--- Task prompt ---
Nothing should be left out: output all of the entries exactly.

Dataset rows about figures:
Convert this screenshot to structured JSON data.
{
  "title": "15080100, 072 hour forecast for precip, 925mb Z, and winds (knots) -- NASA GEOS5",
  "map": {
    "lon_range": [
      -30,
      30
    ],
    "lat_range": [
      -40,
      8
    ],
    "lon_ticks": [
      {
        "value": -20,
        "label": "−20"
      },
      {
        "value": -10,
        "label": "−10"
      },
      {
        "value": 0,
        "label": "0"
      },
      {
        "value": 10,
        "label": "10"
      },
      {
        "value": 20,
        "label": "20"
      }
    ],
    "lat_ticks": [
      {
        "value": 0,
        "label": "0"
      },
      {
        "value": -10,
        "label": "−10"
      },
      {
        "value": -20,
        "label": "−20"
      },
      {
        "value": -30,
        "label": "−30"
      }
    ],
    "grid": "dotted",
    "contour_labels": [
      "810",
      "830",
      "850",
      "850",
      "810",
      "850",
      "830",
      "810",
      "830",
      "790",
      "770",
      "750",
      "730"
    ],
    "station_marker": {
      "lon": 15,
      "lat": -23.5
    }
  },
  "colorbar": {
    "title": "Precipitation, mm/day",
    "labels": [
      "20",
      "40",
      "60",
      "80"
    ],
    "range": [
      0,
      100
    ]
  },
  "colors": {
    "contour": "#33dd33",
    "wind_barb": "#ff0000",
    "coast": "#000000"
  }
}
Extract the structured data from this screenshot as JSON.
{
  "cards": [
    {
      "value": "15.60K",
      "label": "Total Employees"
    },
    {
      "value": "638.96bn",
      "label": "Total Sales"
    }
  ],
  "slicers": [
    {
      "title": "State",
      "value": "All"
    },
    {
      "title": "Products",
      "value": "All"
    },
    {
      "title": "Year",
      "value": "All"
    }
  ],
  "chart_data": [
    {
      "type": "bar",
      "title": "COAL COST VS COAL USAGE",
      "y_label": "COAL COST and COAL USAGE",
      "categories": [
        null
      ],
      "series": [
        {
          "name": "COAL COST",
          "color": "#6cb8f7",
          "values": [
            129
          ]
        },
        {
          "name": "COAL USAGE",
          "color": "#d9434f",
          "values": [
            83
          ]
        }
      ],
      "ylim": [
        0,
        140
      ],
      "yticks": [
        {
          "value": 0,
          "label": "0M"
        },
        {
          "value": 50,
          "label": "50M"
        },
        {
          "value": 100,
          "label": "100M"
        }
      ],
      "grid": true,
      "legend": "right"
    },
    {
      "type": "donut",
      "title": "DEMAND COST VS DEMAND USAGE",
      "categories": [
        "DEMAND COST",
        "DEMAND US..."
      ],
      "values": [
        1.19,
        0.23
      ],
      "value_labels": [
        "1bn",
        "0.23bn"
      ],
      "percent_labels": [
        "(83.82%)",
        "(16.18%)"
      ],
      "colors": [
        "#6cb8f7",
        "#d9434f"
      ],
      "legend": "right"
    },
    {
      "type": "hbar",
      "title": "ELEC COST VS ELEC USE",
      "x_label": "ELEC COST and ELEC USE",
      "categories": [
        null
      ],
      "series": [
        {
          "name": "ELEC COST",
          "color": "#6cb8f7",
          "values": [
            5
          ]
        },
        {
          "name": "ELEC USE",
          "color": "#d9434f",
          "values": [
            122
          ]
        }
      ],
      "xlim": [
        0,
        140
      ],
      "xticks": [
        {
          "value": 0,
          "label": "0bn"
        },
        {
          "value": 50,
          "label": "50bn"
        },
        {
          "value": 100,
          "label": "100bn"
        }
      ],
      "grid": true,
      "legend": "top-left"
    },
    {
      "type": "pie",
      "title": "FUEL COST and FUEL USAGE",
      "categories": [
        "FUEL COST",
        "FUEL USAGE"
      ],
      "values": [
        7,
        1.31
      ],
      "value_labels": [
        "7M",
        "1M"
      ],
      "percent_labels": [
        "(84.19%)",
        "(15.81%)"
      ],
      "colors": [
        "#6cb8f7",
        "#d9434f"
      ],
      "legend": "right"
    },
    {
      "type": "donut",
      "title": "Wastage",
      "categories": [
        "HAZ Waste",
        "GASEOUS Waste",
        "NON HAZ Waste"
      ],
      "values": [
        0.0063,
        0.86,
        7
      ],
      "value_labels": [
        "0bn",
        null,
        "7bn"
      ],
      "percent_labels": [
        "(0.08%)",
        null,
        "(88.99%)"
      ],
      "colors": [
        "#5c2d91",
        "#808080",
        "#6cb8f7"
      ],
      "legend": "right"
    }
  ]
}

--- Task output ---
Convert this screenshot to structured JSON data.
{
  "title": "15080100, 072 hour forecast for precip, 925mb Z, and winds (knots) -- NASA GEOS5",
  "map": {
    "lon_range": [
      -30,
      30
    ],
    "lat_range": [
      -40,
      8
    ],
    "lon_ticks": [
      {
        "value": -20,
        "label": "−20"
      },
      {
        "value": -10,
        "label": "−10"
      },
      {
        "value": 0,
        "label": "0"
      },
      {
        "value": 10,
        "label": "10"
      },
      {
        "value": 20,
        "label": "20"
      }
    ],
    "lat_ticks": [
      {
        "value": 0,
        "label": "0"
      },
      {
        "value": -10,
        "label": "−10"
      },
      {
        "value": -20,
        "label": "−20"
      },
      {
        "value": -30,
        "label": "−30"
      }
    ],
    "grid": "dotted",
    "contour_labels": [
      "810",
      "830",
      "850",
      "850",
      "810",
      "850",
      "830",
      "810",
      "830",
      "790",
      "770",
      "750",
      "730"
    ],
    "station_marker": {
      "lon": 15,
      "lat": -23.5
    }
  },
  "colorbar": {
    "title": "Precipitation, mm/day",
    "labels": [
      "20",
      "40",
      "60",
      "80"
    ],
    "range": [
      0,
      100
    ]
  },
  "colors": {
    "contour": "#33dd33",
    "wind_barb": "#ff0000",
    "coast": "#000000"
  }
}
Extract the structured data from this screenshot as JSON.
{
  "cards": [
    {
      "value": "15.60K",
      "label": "Total Employees"
    },
    {
      "value": "638.96bn",
      "label": "Total Sales"
    }
  ],
  "slicers": [
    {
      "title": "State",
      "value": "All"
    },
    {
      "title": "Products",
      "value": "All"
    },
    {
      "title": "Year",
      "value": "All"
    }
  ],
  "chart_data": [
    {
      "type": "bar",
      "title": "COAL COST VS COAL USAGE",
      "y_label": "COAL COST and COAL USAGE",
      "categories": [
        null
      ],
      "series": [
        {
          "name": "COAL COST",
          "color": "#6cb8f7",
          "values": [
            129
          ]
        },
        {
          "name": "COAL USAGE",
          "color": "#d9434f",
          "values": [
            83
          ]
        }
      ],
      "ylim": [
        0,
        140
      ],
      "yticks": [
        {
          "value": 0,
          "label": "0M"
        },
        {
          "value": 50,
          "label": "50M"
        },
        {
          "value": 100,
          "label": "100M"
        }
      ],
      "grid": true,
      "legend": "right"
    },
    {
      "type": "donut",
      "title": "DEMAND COST VS DEMAND USAGE",
      "categories": [
        "DEMAND COST",
        "DEMAND US..."
      ],
      "values": [
        1.19,
        0.23
      ],
      "value_labels": [
        "1bn",
        "0.23bn"
      ],
      "percent_labels": [
        "(83.82%)",
        "(16.18%)"
      ],
      "colors": [
        "#6cb8f7",
        "#d9434f"
      ],
      "legend": "right"
    },
    {
      "type": "hbar",
      "title": "ELEC COST VS ELEC USE",
      "x_label": "ELEC COST and ELEC USE",
      "categories": [
        null
      ],
      "series": [
        {
          "name": "ELEC COST",
          "color": "#6cb8f7",
          "values": [
            5
          ]
        },
        {
          "name": "ELEC USE",
          "color": "#d9434f",
          "values": [
            122
          ]
        }
      ],
      "xlim": [
        0,
        140
      ],
      "xticks": [
        {
          "value": 0,
          "label": "0bn"
        },
        {
          "value": 50,
          "label": "50bn"
        },
        {
          "value": 100,
          "label": "100bn"
        }
      ],
      "grid": true,
      "legend": "top-left"
    },
    {
      "type": "pie",
      "title": "FUEL COST and FUEL USAGE",
      "categories": [
        "FUEL COST",
        "FUEL USAGE"
      ],
      "values": [
        7,
        1.31
      ],
      "value_labels": [
        "7M",
        "1M"
      ],
      "percent_labels": [
        "(84.19%)",
        "(15.81%)"
      ],
      "colors": [
        "#6cb8f7",
        "#d9434f"
      ],
      "legend": "right"
    },
    {
      "type": "donut",
      "title": "Wastage",
      "categories": [
        "HAZ Waste",
        "GASEOUS Waste",
        "NON HAZ Waste"
      ],
      "values": [
        0.0063,
        0.86,
        7
      ],
      "value_labels": [
        "0bn",
        null,
        "7bn"
      ],
      "percent_labels": [
        "(0.08%)",
        null,
        "(88.99%)"
      ],
      "colors": [
        "#5c2d91",
        "#808080",
        "#6cb8f7"
      ],
      "legend": "right"
    }
  ]
}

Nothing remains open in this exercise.